Return each line containing "JSON".

[Excerpt from a dataset]

———

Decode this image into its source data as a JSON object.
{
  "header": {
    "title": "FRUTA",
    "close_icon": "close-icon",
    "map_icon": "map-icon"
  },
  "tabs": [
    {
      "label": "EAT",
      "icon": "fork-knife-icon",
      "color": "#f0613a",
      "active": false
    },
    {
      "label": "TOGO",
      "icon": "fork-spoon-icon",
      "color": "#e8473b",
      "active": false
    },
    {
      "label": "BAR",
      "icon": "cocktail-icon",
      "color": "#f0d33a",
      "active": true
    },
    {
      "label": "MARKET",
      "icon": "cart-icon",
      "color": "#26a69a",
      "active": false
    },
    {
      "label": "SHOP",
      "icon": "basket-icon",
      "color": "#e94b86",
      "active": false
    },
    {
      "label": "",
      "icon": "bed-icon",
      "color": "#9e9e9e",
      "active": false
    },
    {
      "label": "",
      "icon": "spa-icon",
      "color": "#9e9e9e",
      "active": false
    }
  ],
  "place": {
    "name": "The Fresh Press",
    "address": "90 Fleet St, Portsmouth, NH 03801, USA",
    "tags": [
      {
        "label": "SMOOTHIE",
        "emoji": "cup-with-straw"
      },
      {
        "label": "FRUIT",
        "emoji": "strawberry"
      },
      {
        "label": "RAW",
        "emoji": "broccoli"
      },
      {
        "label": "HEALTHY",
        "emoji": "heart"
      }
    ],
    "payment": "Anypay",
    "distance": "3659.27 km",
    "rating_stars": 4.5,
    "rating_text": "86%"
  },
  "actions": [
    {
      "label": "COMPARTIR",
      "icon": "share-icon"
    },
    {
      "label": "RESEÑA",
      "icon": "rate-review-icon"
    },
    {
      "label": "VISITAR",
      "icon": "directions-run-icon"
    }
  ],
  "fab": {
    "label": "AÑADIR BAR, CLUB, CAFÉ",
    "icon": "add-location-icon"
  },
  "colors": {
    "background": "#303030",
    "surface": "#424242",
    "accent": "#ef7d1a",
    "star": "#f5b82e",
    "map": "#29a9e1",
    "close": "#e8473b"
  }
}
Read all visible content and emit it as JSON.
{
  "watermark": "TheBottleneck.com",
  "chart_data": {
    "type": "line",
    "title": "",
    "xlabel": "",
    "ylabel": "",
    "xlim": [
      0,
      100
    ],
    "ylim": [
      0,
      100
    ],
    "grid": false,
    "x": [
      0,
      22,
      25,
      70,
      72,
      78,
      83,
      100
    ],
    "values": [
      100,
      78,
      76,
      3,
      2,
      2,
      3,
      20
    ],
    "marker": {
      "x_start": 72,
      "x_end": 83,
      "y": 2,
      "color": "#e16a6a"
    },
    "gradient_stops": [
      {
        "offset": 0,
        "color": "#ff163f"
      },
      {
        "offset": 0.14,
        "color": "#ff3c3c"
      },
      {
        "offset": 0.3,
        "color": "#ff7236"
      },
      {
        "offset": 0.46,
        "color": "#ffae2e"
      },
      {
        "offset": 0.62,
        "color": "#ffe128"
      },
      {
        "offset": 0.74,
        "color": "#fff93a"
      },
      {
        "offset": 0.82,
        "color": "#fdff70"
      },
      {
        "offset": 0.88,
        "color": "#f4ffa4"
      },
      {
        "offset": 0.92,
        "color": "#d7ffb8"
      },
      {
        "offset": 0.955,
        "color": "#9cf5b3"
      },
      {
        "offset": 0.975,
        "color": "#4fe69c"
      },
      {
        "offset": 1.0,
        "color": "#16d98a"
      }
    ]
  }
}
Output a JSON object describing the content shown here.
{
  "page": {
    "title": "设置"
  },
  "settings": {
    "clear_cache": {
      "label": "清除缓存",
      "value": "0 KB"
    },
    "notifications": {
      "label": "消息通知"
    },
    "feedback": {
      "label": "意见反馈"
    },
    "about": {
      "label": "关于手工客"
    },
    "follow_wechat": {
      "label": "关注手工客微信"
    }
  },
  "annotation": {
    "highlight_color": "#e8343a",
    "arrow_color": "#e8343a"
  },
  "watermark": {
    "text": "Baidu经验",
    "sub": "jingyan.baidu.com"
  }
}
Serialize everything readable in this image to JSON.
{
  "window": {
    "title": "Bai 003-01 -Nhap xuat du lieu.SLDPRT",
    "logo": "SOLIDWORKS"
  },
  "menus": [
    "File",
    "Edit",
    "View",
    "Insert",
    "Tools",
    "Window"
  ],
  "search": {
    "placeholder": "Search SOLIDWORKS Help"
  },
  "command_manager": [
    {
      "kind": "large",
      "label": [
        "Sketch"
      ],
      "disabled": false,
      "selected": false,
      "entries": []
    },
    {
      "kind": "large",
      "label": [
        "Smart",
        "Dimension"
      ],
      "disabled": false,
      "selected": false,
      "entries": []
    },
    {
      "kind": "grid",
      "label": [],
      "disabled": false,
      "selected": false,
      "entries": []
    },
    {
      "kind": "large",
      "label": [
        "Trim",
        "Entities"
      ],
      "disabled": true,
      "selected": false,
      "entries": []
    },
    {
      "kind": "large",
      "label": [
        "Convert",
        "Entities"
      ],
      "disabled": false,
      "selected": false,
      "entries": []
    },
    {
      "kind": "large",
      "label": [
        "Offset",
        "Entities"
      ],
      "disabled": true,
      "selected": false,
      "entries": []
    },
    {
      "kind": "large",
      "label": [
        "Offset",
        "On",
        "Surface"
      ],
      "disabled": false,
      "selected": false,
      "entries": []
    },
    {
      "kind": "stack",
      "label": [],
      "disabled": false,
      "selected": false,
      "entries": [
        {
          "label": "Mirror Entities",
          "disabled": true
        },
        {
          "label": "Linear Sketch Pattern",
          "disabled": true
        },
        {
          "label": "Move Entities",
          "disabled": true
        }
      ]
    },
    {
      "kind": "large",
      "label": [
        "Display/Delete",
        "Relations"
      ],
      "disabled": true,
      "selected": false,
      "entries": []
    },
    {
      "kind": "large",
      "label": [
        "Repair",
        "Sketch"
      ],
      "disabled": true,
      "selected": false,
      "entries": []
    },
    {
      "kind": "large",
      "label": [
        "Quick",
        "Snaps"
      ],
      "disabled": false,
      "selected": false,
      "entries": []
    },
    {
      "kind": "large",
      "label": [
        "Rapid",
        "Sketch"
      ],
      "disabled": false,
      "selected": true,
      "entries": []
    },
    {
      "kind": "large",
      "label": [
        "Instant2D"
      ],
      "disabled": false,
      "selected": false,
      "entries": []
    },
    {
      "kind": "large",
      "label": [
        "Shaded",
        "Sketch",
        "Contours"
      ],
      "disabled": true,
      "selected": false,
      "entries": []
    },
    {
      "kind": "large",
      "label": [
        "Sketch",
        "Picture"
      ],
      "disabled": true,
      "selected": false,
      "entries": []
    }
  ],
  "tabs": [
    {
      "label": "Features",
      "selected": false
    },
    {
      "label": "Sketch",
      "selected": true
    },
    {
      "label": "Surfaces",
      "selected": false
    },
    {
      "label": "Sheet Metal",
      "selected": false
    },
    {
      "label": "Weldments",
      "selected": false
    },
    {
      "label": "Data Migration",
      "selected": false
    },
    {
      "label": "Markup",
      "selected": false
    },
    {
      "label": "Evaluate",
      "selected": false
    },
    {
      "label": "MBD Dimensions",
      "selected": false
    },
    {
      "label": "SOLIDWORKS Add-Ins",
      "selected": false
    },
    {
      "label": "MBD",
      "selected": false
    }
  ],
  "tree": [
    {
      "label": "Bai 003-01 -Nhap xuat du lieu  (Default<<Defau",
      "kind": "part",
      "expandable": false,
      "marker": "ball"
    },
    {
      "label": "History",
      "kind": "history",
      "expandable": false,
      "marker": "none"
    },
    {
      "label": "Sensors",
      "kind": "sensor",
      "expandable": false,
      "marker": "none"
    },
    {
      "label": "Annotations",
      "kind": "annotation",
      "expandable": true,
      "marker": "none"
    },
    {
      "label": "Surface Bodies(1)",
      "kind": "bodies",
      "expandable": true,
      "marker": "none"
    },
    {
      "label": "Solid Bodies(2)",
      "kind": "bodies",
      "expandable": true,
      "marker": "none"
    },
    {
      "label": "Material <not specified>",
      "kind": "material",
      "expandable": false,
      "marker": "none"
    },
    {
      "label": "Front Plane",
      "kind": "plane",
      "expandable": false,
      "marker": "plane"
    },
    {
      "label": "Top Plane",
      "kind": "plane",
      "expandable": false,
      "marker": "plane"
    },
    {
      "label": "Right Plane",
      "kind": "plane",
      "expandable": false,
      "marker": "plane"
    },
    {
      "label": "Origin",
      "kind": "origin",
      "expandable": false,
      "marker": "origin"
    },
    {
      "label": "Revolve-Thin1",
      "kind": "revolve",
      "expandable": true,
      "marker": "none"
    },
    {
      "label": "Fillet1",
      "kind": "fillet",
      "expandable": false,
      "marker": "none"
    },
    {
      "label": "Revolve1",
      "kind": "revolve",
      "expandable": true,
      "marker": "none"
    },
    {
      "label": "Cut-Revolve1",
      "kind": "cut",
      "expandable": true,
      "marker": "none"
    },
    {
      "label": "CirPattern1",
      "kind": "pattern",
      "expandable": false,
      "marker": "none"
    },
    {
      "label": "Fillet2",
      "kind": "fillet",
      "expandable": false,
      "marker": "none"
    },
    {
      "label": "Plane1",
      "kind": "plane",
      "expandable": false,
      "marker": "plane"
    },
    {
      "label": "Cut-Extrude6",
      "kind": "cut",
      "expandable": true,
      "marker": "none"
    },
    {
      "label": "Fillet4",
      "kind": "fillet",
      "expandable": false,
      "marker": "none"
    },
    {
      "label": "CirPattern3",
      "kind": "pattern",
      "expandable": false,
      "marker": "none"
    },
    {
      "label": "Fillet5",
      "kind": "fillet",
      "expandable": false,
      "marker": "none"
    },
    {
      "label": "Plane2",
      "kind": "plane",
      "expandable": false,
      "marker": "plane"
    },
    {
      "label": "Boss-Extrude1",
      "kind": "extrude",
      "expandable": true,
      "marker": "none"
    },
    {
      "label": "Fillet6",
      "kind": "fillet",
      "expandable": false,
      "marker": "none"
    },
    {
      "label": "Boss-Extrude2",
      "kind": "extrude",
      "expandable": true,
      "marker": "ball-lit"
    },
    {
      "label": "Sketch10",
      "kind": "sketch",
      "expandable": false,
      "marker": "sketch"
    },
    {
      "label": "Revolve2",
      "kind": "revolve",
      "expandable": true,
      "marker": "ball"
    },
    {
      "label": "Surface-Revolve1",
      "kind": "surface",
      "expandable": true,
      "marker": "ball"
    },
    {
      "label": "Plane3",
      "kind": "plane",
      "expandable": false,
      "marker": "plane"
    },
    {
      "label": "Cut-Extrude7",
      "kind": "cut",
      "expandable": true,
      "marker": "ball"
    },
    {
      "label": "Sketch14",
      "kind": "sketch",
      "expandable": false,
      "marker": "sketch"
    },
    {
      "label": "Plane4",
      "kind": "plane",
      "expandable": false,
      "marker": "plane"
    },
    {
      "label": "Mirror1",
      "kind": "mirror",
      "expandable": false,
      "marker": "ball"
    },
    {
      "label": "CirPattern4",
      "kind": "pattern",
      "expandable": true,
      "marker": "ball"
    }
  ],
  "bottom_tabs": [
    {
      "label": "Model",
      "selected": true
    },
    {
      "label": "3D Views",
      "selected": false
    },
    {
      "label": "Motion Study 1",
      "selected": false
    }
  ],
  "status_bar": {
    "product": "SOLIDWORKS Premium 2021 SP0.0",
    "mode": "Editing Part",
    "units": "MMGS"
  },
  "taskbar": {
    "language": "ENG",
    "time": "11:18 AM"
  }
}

———

Final result:
Decode this image into its source data as a JSON object.
Read all visible content and emit it as JSON.
Output a JSON object describing the content shown here.
Serialize everything readable in this image to JSON.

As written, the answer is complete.